--- The exercise ---
Reproduce every record below exactly as it appears.

--- Record extracts ---
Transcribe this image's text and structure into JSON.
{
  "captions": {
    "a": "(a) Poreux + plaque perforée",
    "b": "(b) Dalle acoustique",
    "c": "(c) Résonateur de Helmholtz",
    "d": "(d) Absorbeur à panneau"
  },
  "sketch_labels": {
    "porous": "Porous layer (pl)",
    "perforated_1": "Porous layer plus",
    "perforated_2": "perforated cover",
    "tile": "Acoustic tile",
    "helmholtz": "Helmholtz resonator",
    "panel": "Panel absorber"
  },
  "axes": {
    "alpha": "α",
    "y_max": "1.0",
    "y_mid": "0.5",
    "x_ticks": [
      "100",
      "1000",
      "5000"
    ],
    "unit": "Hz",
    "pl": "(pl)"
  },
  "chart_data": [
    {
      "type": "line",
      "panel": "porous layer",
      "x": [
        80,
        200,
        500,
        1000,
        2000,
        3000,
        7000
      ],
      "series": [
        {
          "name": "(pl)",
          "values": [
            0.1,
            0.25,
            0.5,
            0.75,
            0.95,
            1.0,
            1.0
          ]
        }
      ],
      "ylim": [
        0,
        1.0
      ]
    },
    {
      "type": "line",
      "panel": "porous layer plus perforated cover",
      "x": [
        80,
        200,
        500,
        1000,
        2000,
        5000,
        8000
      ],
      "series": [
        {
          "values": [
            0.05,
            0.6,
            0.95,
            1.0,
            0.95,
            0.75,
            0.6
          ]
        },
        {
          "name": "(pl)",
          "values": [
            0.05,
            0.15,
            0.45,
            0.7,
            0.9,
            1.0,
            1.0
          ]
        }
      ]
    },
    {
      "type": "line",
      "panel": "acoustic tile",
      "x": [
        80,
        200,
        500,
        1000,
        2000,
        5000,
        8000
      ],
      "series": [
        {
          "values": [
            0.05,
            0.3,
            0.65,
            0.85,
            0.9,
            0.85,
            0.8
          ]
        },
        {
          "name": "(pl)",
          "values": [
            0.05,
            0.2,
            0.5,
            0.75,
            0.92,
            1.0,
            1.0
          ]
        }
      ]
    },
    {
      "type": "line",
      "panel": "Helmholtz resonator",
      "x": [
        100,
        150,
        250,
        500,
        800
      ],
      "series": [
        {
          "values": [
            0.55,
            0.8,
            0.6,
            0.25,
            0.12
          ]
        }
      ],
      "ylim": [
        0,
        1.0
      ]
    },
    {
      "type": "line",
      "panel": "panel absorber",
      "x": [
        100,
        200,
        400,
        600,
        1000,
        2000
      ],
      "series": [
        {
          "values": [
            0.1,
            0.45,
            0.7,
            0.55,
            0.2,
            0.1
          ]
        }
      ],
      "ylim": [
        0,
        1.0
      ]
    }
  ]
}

--- The solution ---
Transcribe this image's text and structure into JSON.
{
  "captions": {
    "a": "(a) Poreux + plaque perforée",
    "b": "(b) Dalle acoustique",
    "c": "(c) Résonateur de Helmholtz",
    "d": "(d) Absorbeur à panneau"
  },
  "sketch_labels": {
    "porous": "Porous layer (pl)",
    "perforated_1": "Porous layer plus",
    "perforated_2": "perforated cover",
    "tile": "Acoustic tile",
    "helmholtz": "Helmholtz resonator",
    "panel": "Panel absorber"
  },
  "axes": {
    "alpha": "α",
    "y_max": "1.0",
    "y_mid": "0.5",
    "x_ticks": [
      "100",
      "1000",
      "5000"
    ],
    "unit": "Hz",
    "pl": "(pl)"
  },
  "chart_data": [
    {
      "type": "line",
      "panel": "porous layer",
      "x": [
        80,
        200,
        500,
        1000,
        2000,
        3000,
        7000
      ],
      "series": [
        {
          "name": "(pl)",
          "values": [
            0.1,
            0.25,
            0.5,
            0.75,
            0.95,
            1.0,
            1.0
          ]
        }
      ],
      "ylim": [
        0,
        1.0
      ]
    },
    {
      "type": "line",
      "panel": "porous layer plus perforated cover",
      "x": [
        80,
        200,
        500,
        1000,
        2000,
        5000,
        8000
      ],
      "series": [
        {
          "values": [
            0.05,
            0.6,
            0.95,
            1.0,
            0.95,
            0.75,
            0.6
          ]
        },
        {
          "name": "(pl)",
          "values": [
            0.05,
            0.15,
            0.45,
            0.7,
            0.9,
            1.0,
            1.0
          ]
        }
      ]
    },
    {
      "type": "line",
      "panel": "acoustic tile",
      "x": [
        80,
        200,
        500,
        1000,
        2000,
        5000,
        8000
      ],
      "series": [
        {
          "values": [
            0.05,
            0.3,
            0.65,
            0.85,
            0.9,
            0.85,
            0.8
          ]
        },
        {
          "name": "(pl)",
          "values": [
            0.05,
            0.2,
            0.5,
            0.75,
            0.92,
            1.0,
            1.0
          ]
        }
      ]
    },
    {
      "type": "line",
      "panel": "Helmholtz resonator",
      "x": [
        100,
        150,
        250,
        500,
        800
      ],
      "series": [
        {
          "values": [
            0.55,
            0.8,
            0.6,
            0.25,
            0.12
          ]
        }
      ],
      "ylim": [
        0,
        1.0
      ]
    },
    {
      "type": "line",
      "panel": "panel absorber",
      "x": [
        100,
        200,
        400,
        600,
        1000,
        2000
      ],
      "series": [
        {
          "values": [
            0.1,
            0.45,
            0.7,
            0.55,
            0.2,
            0.1
          ]
        }
      ],
      "ylim": [
        0,
        1.0
      ]
    }
  ]
}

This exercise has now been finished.